--- AIM OF THE EXERCISE ---
Every line below that mentions the word "JSON" should be copied out.
## start SUPPLIED RECORDS
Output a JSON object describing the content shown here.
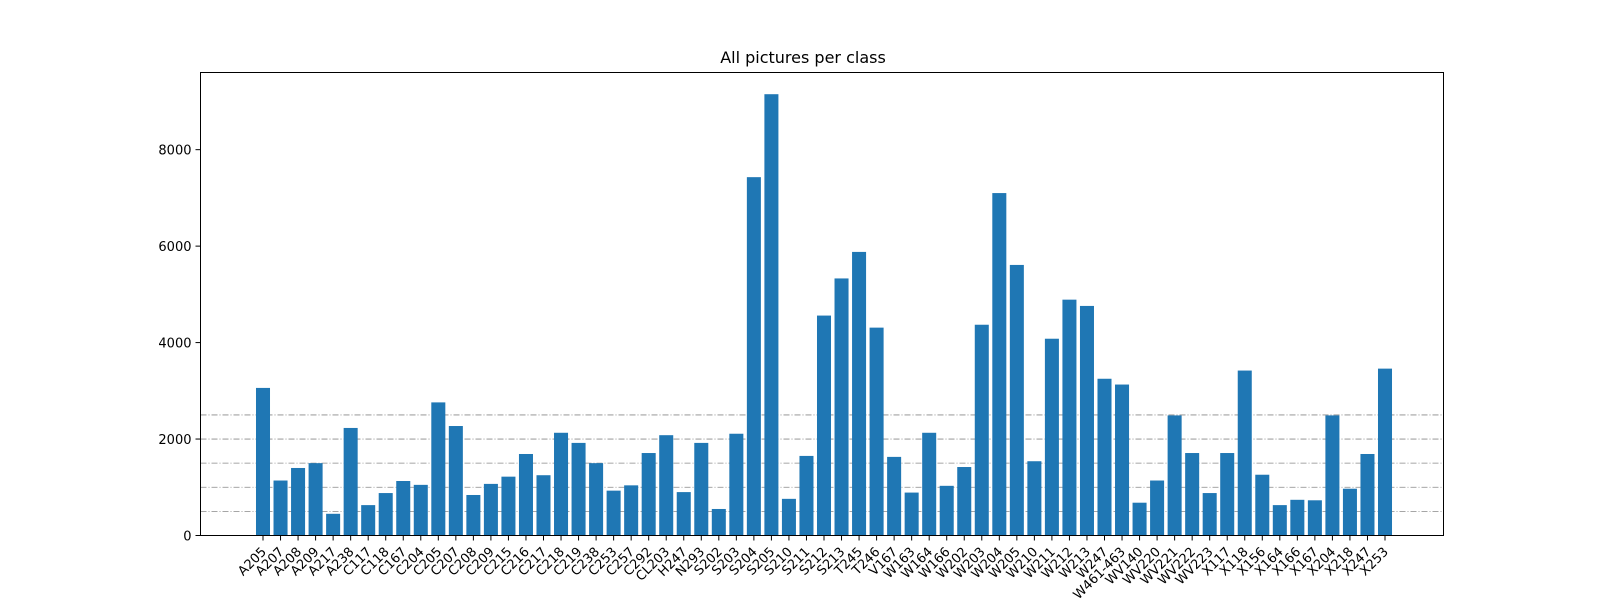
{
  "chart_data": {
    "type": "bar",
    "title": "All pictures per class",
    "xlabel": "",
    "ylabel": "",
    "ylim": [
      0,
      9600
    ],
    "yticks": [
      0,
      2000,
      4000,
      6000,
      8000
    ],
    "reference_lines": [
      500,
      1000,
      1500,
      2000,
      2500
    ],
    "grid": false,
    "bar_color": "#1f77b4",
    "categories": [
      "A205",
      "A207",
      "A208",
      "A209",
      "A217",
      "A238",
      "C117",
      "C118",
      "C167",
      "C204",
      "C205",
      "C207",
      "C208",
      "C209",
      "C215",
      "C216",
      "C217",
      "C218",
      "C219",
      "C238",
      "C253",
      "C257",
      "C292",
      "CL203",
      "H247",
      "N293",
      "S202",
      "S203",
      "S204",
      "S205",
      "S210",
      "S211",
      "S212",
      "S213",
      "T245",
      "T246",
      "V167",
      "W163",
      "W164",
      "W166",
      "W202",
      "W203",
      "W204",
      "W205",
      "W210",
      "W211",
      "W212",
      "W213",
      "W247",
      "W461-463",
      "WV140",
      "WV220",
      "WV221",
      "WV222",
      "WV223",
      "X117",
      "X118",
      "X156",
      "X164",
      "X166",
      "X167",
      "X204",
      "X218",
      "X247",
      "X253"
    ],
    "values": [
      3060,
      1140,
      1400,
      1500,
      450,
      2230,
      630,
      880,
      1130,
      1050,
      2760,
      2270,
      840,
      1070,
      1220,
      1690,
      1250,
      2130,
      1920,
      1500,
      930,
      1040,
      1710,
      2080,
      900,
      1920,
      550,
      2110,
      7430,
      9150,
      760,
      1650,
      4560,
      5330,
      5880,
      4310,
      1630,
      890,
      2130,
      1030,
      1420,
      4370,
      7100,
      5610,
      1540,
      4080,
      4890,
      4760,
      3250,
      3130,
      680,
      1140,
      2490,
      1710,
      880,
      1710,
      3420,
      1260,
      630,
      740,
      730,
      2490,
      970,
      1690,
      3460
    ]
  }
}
## end SUPPLIED RECORDS
## start SUPPLIED RECORDS
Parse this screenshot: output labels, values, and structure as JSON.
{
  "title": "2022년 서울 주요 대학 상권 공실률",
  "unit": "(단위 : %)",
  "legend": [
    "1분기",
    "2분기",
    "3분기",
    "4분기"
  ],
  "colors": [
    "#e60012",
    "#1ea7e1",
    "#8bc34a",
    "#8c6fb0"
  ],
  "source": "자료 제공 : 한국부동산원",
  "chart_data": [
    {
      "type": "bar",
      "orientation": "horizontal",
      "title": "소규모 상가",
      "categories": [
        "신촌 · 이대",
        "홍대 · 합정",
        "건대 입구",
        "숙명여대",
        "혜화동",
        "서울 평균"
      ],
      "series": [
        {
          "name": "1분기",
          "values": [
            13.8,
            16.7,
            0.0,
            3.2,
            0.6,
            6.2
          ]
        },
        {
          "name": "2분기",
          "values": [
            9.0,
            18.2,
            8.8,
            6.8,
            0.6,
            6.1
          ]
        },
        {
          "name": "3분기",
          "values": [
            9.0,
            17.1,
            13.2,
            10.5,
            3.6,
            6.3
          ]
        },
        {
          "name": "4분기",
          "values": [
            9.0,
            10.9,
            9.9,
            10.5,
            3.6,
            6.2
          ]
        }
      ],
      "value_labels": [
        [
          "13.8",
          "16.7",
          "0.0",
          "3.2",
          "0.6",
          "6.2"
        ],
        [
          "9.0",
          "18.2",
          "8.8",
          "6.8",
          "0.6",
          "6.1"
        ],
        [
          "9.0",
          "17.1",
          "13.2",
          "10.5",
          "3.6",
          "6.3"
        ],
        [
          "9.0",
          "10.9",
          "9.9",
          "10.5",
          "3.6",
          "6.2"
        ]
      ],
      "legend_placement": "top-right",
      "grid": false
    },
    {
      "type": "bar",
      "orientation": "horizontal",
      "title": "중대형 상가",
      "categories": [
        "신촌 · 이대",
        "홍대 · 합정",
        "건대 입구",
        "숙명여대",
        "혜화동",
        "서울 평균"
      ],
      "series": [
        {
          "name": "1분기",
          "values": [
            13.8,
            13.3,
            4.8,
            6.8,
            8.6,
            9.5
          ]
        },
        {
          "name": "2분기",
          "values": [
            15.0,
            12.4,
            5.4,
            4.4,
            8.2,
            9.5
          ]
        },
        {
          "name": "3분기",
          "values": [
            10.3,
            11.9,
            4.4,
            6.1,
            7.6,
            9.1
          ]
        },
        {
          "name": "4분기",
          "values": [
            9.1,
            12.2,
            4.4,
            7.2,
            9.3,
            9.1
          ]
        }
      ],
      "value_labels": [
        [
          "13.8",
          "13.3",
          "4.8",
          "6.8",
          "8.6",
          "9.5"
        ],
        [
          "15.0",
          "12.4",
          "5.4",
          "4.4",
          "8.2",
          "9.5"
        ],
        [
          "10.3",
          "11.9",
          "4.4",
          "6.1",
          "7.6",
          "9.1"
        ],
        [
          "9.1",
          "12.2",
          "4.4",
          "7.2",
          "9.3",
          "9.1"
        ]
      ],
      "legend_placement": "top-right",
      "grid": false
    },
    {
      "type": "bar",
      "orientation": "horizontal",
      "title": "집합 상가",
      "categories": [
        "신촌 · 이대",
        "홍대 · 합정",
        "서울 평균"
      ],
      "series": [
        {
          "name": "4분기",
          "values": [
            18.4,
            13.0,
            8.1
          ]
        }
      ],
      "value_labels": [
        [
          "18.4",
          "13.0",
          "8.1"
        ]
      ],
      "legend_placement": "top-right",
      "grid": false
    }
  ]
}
## end SUPPLIED RECORDS
--- COMPLETE RESPONSE ---
Output a JSON object describing the content shown here.
Parse this screenshot: output labels, values, and structure as JSON.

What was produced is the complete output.